=== Prompt ===
Answer with nothing but the number of lines that include the word "median".

_ _ _

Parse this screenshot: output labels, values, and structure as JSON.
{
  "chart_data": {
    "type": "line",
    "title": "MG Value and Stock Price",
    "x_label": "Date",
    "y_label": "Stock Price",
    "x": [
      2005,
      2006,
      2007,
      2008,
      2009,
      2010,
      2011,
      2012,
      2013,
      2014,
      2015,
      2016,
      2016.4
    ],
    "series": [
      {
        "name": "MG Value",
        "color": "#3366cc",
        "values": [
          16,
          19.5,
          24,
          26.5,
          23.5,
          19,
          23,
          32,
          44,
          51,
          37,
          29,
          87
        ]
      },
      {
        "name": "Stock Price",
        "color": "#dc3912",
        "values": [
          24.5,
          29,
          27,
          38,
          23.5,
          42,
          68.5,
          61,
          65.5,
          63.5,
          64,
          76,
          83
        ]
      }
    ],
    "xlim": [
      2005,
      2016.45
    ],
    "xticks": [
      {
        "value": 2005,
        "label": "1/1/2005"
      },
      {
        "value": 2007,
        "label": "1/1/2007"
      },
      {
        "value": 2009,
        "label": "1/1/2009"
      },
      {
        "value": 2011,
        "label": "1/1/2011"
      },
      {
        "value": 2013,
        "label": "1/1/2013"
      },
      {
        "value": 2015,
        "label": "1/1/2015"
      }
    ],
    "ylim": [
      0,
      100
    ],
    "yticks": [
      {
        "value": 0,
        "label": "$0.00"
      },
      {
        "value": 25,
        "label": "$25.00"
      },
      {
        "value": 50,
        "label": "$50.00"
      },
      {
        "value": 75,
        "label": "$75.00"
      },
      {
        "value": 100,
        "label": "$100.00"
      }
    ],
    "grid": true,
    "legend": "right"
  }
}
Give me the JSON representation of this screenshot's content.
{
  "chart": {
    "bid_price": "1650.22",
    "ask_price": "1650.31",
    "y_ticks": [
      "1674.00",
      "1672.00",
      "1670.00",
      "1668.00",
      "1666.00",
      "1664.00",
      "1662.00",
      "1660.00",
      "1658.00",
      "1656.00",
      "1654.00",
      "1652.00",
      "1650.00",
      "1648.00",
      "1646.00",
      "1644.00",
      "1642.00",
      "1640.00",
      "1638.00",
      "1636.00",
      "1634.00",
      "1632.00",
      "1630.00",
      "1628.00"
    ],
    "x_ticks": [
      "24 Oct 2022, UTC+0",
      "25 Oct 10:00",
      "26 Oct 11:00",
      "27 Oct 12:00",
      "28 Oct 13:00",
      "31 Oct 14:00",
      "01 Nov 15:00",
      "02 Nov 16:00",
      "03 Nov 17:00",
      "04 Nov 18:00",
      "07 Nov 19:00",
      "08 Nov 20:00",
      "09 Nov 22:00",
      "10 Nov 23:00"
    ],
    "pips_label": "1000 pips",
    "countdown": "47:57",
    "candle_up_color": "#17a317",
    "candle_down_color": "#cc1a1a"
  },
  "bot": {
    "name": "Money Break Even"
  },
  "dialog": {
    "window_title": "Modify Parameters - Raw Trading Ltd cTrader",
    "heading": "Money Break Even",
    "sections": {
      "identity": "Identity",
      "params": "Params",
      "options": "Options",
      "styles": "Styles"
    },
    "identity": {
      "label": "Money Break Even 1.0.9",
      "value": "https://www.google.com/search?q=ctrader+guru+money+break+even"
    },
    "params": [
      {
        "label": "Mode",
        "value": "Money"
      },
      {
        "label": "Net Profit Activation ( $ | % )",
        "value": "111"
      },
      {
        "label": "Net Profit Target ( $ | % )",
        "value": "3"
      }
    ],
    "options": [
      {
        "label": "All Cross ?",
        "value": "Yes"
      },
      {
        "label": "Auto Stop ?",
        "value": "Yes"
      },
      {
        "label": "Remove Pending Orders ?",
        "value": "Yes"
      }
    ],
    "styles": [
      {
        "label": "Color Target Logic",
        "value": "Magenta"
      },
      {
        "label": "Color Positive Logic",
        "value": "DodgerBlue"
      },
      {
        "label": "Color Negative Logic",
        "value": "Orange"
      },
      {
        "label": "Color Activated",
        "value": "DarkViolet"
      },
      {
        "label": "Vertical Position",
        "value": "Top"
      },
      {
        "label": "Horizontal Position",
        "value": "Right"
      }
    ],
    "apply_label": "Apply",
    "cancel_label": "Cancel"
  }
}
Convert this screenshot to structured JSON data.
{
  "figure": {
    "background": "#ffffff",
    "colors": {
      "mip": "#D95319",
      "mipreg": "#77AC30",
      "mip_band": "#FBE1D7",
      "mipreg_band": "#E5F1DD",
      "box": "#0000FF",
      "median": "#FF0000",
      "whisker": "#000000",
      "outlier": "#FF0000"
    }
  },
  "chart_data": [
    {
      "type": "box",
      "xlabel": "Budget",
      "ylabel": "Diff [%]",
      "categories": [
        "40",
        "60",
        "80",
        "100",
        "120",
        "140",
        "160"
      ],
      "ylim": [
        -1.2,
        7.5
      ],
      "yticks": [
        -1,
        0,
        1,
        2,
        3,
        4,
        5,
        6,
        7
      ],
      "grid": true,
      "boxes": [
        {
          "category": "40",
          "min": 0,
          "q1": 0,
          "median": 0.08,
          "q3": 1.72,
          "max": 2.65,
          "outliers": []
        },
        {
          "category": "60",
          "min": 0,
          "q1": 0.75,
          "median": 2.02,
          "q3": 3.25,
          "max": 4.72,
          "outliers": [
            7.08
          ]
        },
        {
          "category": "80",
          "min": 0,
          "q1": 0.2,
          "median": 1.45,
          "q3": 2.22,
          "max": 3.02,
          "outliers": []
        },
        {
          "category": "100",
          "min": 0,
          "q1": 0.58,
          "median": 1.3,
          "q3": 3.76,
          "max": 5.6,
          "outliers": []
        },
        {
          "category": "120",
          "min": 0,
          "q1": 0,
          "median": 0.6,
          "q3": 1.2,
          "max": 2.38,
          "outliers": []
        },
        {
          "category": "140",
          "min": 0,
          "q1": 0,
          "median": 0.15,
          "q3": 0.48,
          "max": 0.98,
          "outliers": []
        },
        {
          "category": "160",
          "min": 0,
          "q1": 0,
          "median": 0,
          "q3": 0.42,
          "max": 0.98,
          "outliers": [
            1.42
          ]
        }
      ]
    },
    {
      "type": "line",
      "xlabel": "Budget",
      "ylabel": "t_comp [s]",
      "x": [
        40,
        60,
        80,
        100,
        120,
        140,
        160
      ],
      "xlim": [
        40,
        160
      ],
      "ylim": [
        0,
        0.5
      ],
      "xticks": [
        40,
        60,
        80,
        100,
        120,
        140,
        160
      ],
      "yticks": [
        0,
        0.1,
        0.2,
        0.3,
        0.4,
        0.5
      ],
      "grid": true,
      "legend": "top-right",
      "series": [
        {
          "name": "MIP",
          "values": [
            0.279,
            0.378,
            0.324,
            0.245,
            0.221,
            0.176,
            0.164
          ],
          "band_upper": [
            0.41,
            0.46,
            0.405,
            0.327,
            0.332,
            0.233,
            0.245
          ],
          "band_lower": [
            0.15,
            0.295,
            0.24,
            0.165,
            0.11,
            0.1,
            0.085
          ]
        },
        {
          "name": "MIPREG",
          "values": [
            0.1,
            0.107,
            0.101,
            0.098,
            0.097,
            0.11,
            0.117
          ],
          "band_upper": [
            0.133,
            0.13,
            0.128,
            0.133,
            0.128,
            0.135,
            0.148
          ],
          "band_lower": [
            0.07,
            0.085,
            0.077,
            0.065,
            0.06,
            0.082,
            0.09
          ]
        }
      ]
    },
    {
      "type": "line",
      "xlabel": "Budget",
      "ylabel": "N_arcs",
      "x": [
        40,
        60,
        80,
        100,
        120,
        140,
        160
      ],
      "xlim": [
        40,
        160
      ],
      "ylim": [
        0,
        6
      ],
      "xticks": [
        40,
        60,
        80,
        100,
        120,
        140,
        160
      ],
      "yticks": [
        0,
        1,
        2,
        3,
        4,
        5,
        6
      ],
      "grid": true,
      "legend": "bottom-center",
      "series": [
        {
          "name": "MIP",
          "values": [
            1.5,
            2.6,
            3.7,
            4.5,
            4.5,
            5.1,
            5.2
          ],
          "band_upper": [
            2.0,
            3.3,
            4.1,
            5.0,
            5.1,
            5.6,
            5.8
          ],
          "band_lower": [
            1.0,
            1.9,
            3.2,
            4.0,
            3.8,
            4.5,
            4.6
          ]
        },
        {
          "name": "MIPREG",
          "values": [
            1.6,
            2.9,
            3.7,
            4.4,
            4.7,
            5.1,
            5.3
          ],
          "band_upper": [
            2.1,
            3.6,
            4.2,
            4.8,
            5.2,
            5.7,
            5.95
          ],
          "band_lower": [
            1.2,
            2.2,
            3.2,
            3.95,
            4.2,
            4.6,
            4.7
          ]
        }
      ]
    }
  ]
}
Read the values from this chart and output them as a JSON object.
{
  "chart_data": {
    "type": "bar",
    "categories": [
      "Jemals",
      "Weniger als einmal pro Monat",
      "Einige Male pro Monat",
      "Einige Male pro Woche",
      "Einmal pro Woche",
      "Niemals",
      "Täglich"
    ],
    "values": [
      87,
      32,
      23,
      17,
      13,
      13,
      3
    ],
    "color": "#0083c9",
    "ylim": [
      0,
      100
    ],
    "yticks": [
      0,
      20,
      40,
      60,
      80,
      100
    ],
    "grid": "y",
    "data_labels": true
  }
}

_ _ _

=== Result of the exercise ===
8